_REQUIREMENTS_:
- 1) Rewrite the passage on faith and the generations, starting at "Perhaps daring to" and ending at "a better place.", with "idealism" replaced by "optimism".
- 2) Name every generation mentioned in the passage on faith and the generations.

_TEXT BLOCK_:
[start]

Perhaps daring to dream the impossible, as these men did, appeals
to the lingering idealism of my not-quite-thirtysomething
status. There is a purpose, a plan, and if only we dont lose
faith we all have the potential to make the world a better place.
Lost statistically somewhere between Generations X and Y, I find
myself increasingly uncomfortable in the i-generation an
individualised world where I make decisions based on the best outcome
for me, being sure to allow someone else to shoulder the blame when
it all, invariably, falls apart.
Perhaps we
are guilty of allowing our faith to go the same way. Many have found
comfort during times of adversity through these words in Jeremiah,
I know the plans I have for you, declares the
Lord, plans to prosper you and not to harm you, plans to give
you a hope and a future. I find consolation in the knowledge
that God is looking out for me, but how often do I neglect the instruction
to seek the peace and prosperity of the city to which I have
carried you into exile, written only a few lines before?

[end]

_DATA LISTING_:
[start]

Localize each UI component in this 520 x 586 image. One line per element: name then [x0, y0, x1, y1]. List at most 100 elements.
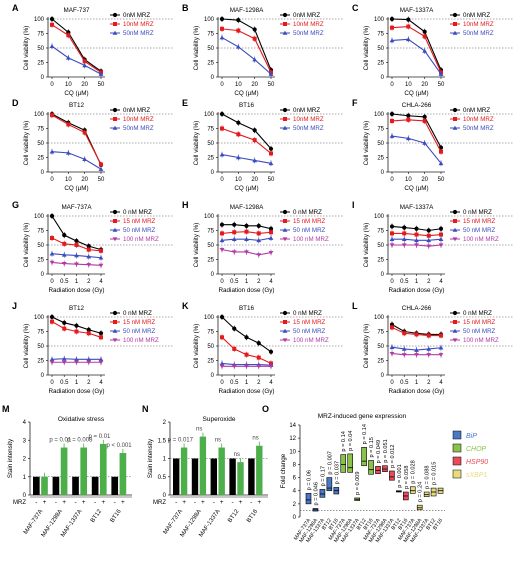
panel-title: MAF-1337A — [400, 7, 434, 14]
y-tick-label: 0 — [41, 272, 45, 278]
data-point — [49, 16, 55, 22]
x-tick-label: 20 — [421, 82, 428, 88]
x-tick-label: 20 — [81, 82, 88, 88]
x-tick-label: 0 — [220, 380, 224, 386]
x-axis-label: CQ (µM) — [64, 90, 88, 97]
y-tick-label: 75 — [377, 127, 384, 133]
data-point — [49, 314, 55, 320]
data-point — [269, 151, 273, 156]
panel-letter: J — [12, 301, 17, 311]
data-point — [414, 243, 419, 248]
y-tick-label: 50 — [37, 46, 44, 52]
y-tick-label: 1.5 — [158, 438, 167, 444]
legend-label: 10nM MRZ — [123, 116, 154, 123]
panel-E: E BT16 0 25 50 75 100 0 10 20 50 CQ (µM) Cell viabil… — [182, 98, 343, 192]
y-tick-label: 25 — [37, 61, 44, 67]
condition-label: + — [82, 499, 86, 506]
legend-marker — [112, 310, 118, 316]
legend-label: 100 nM MRZ — [463, 236, 499, 243]
bar-mrz — [256, 445, 263, 495]
y-tick-label: 3 — [23, 438, 27, 444]
series-line — [221, 28, 272, 73]
legend-marker — [112, 12, 118, 18]
x-tick-label: 0 — [390, 279, 394, 285]
data-point — [232, 222, 237, 227]
data-point — [61, 356, 67, 361]
series-blue — [219, 235, 274, 244]
bar-control — [72, 476, 79, 495]
significance-label: ns — [234, 452, 240, 458]
legend-marker — [452, 310, 458, 316]
bar-mrz — [180, 447, 188, 495]
y-tick-label: 100 — [34, 112, 45, 118]
y-tick-label: 100 — [374, 17, 385, 23]
y-tick-label: 2 — [293, 502, 297, 508]
series-line — [221, 127, 272, 154]
y-tick-label: 12 — [289, 436, 296, 442]
data-point — [65, 150, 71, 155]
x-axis-label: Radiation dose (Gy) — [389, 388, 445, 395]
data-point — [268, 250, 274, 255]
x-axis-label: CQ (µM) — [234, 90, 258, 97]
legend-marker — [282, 328, 288, 333]
y-tick-label: 0 — [211, 373, 215, 379]
panel-letter: O — [262, 404, 269, 414]
data-point — [49, 260, 55, 265]
data-point — [99, 248, 103, 253]
data-point — [439, 333, 443, 338]
y-tick-label: 75 — [207, 127, 214, 133]
y-tick-label: 75 — [207, 32, 214, 38]
data-point — [414, 232, 419, 237]
y-tick-label: 75 — [207, 330, 214, 336]
y-axis-label: Cell viability (%) — [23, 324, 30, 369]
condition-label: - — [35, 499, 37, 506]
legend-label: 10nM MRZ — [293, 116, 324, 123]
data-point — [219, 314, 225, 320]
panel-letter: L — [352, 301, 358, 311]
data-point — [220, 26, 224, 31]
x-tick-label: 10 — [65, 82, 72, 88]
data-point — [268, 226, 274, 231]
bar-control — [52, 476, 60, 495]
panel-D: D BT12 0 25 50 75 100 0 10 20 50 CQ (µM) Cell viabil… — [12, 98, 173, 192]
series-black — [219, 16, 274, 74]
y-tick-label: 25 — [207, 61, 214, 67]
data-point — [86, 254, 92, 259]
legend-label: 100 nM MRZ — [293, 337, 329, 344]
condition-label: - — [175, 499, 177, 506]
data-point — [98, 166, 104, 171]
y-tick-label: 50 — [37, 344, 44, 350]
legend-label: 50nM MRZ — [293, 30, 324, 37]
y-tick-label: 50 — [37, 141, 44, 147]
data-point — [426, 346, 432, 351]
data-point — [50, 113, 54, 118]
box — [340, 454, 347, 473]
series-line — [391, 18, 442, 71]
bar-mrz — [99, 443, 107, 495]
data-point — [236, 18, 241, 23]
y-tick-label: 25 — [377, 61, 384, 67]
panel-letter: F — [352, 98, 358, 108]
legend-swatch — [452, 443, 462, 453]
legend-swatch — [452, 430, 462, 440]
x-axis-label: Radiation dose (Gy) — [49, 287, 105, 294]
data-point — [74, 243, 79, 247]
data-point — [414, 347, 419, 352]
legend-label: 10nM MRZ — [293, 21, 324, 28]
y-tick-label: 0 — [163, 493, 167, 499]
y-tick-label: 25 — [37, 258, 44, 264]
category-label: BT16 — [110, 508, 124, 524]
legend-marker — [453, 117, 457, 121]
x-tick-label: 4 — [99, 380, 103, 386]
data-point — [50, 22, 54, 27]
legend-label: 15 nM MRZ — [293, 319, 326, 326]
panel-letter: H — [182, 200, 189, 210]
x-tick-label: 0 — [390, 82, 394, 88]
legend-marker — [282, 338, 288, 343]
data-point — [244, 223, 249, 228]
legend-label: 0nM MRZ — [123, 12, 150, 19]
y-tick-label: 100 — [34, 17, 45, 23]
y-tick-label: 50 — [207, 344, 214, 350]
bar-control — [229, 458, 236, 495]
data-point — [232, 326, 237, 331]
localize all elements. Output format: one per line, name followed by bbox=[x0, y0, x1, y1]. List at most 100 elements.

[end]

_TASK RESULTS_:
- 1)
Perhaps daring to dream the impossible, as these men did, appeals
to the lingering optimism of my not-quite-thirtysomething
status. There is a purpose, a plan, and if only we dont lose
faith we all have the potential to make the world a better place.

- 2) Generation X, Generation Y, the i-generation